Drop all images and give the records again exactly.

-- begin Input rows --

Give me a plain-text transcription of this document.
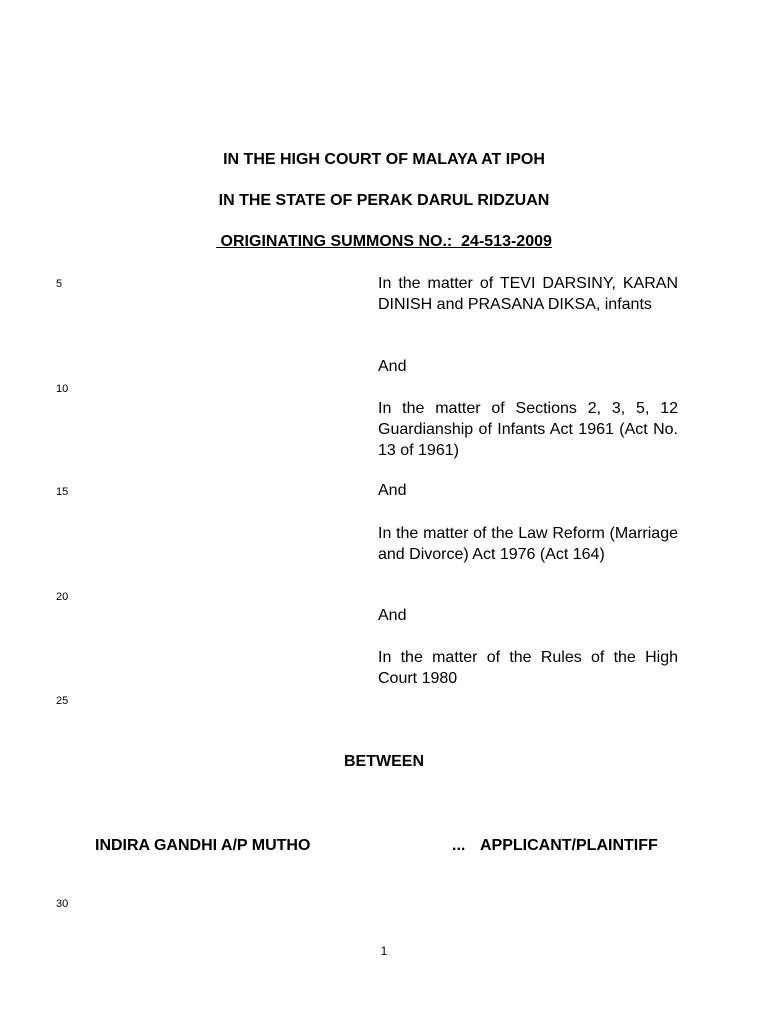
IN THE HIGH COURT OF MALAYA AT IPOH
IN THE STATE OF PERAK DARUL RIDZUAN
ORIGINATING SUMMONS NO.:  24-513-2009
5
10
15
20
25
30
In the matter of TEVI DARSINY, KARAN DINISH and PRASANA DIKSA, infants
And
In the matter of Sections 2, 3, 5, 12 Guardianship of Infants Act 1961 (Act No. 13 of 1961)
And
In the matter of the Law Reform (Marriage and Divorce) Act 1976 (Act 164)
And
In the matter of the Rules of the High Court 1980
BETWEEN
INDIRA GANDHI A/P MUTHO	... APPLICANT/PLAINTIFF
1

-- end Input rows --

Answer to this task:
Give me a plain-text transcription of this document.
IN THE HIGH COURT OF MALAYA AT IPOH
IN THE STATE OF PERAK DARUL RIDZUAN
ORIGINATING SUMMONS NO.:  24-513-2009
5
10
15
20
25
30
In the matter of TEVI DARSINY, KARAN DINISH and PRASANA DIKSA, infants
And
In the matter of Sections 2, 3, 5, 12 Guardianship of Infants Act 1961 (Act No. 13 of 1961)
And
In the matter of the Law Reform (Marriage and Divorce) Act 1976 (Act 164)
And
In the matter of the Rules of the High Court 1980
BETWEEN
INDIRA GANDHI A/P MUTHO	... APPLICANT/PLAINTIFF
1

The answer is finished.